Rewrite the passage of the TensorFlow text from "Google released its" to "human thought processes.", putting "image classification" in place of "object detection".

**Selected text:**
........

Google’s TensorFlow Alone Will Not Revolutionize AI

02.12.2015 | Wired | www.wired.com

Google released its open sourced TensorFlow, an elegant and powerful artificial intelligence engine. Google uses this machine learning software internally to add capabilities like speech recognition and object detection to its products.

Now, it’s available for everyone to use. What will this mean for the design of artificial intelligence systems? As wonderful as TensorFlow is, it may accelerate the design of AI systems that are hard to understand and hard to communicate with. It may focus our attention on experimenting with mathematical tricks, rather than on understanding human thought processes.

Can TensorFlow be the tool to revolutionize AI?

TensorFlow is aimed at the development of machine learning systems that require heavy numerical computation, like artificial neural networks (ANNs). The trouble with these systems is that they consist of millions of numbers—too many for people to sift through and make sense of.

........

**Listed records:**
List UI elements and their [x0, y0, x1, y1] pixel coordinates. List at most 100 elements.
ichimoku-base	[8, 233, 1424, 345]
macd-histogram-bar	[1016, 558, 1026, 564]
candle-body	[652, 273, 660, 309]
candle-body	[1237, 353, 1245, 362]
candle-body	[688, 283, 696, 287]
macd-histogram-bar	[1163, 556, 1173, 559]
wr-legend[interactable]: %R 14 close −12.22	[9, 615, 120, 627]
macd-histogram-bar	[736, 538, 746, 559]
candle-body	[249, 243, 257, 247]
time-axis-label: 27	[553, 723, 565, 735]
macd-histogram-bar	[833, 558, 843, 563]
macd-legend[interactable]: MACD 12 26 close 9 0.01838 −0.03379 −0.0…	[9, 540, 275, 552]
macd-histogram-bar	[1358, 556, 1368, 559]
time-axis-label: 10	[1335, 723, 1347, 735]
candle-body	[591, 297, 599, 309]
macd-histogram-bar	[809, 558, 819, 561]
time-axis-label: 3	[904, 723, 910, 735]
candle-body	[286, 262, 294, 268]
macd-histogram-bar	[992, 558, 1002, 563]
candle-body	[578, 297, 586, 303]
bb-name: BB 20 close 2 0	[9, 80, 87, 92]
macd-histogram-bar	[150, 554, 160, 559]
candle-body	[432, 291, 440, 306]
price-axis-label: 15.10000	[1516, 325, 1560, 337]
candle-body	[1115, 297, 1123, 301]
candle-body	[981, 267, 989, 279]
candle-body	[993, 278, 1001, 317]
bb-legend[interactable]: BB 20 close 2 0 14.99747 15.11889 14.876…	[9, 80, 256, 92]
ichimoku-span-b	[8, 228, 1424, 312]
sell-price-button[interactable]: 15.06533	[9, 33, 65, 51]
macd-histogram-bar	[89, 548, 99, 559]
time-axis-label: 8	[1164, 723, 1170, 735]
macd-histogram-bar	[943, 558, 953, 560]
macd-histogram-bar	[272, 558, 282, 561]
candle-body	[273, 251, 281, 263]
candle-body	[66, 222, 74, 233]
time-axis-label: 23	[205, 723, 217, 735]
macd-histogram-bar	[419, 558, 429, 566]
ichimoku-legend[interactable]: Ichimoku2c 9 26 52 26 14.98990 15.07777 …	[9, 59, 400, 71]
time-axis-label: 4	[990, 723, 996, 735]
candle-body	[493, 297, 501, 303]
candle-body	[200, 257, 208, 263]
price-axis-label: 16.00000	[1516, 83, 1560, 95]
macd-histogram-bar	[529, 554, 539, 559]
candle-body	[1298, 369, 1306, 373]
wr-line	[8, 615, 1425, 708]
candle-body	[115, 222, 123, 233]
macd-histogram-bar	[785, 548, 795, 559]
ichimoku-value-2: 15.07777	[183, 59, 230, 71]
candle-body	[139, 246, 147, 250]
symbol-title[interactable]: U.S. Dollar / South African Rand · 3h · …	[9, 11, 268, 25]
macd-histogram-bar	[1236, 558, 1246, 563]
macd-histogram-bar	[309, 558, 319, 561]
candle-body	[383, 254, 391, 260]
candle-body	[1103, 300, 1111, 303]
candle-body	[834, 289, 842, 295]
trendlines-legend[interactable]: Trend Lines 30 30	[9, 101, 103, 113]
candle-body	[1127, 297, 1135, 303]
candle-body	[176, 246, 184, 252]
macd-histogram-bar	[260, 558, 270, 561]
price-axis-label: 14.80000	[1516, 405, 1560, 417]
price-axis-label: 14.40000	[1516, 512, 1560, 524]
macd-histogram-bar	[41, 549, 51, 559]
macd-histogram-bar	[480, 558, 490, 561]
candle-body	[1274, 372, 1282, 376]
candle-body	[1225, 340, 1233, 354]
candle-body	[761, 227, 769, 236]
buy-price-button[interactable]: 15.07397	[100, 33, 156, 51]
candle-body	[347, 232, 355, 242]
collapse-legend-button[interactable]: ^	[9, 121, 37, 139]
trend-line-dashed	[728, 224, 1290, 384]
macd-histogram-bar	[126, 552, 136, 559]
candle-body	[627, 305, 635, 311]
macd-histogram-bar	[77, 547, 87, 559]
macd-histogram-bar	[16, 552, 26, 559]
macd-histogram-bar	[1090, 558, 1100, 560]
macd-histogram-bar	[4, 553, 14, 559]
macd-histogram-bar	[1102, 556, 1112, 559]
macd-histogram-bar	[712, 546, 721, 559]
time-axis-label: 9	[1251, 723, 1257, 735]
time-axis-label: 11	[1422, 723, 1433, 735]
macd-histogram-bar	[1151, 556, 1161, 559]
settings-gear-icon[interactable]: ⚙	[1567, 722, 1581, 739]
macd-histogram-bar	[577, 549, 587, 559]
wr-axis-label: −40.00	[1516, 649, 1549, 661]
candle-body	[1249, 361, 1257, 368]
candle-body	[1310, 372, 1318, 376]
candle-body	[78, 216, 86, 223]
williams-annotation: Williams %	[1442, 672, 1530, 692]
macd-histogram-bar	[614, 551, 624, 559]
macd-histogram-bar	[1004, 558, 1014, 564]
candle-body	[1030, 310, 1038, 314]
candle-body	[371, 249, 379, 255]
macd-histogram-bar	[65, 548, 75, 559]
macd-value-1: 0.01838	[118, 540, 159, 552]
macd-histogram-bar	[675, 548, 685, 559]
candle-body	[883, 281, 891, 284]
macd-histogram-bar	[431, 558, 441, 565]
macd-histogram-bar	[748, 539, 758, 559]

........

**Response below:**
Google released its open sourced TensorFlow, an elegant and powerful artificial intelligence engine. Google uses this machine learning software internally to add capabilities like speech recognition and image classification to its products.

Now, it’s available for everyone to use. What will this mean for the design of artificial intelligence systems? As wonderful as TensorFlow is, it may accelerate the design of AI systems that are hard to understand and hard to communicate with. It may focus our attention on experimenting with mathematical tricks, rather than on understanding human thought processes.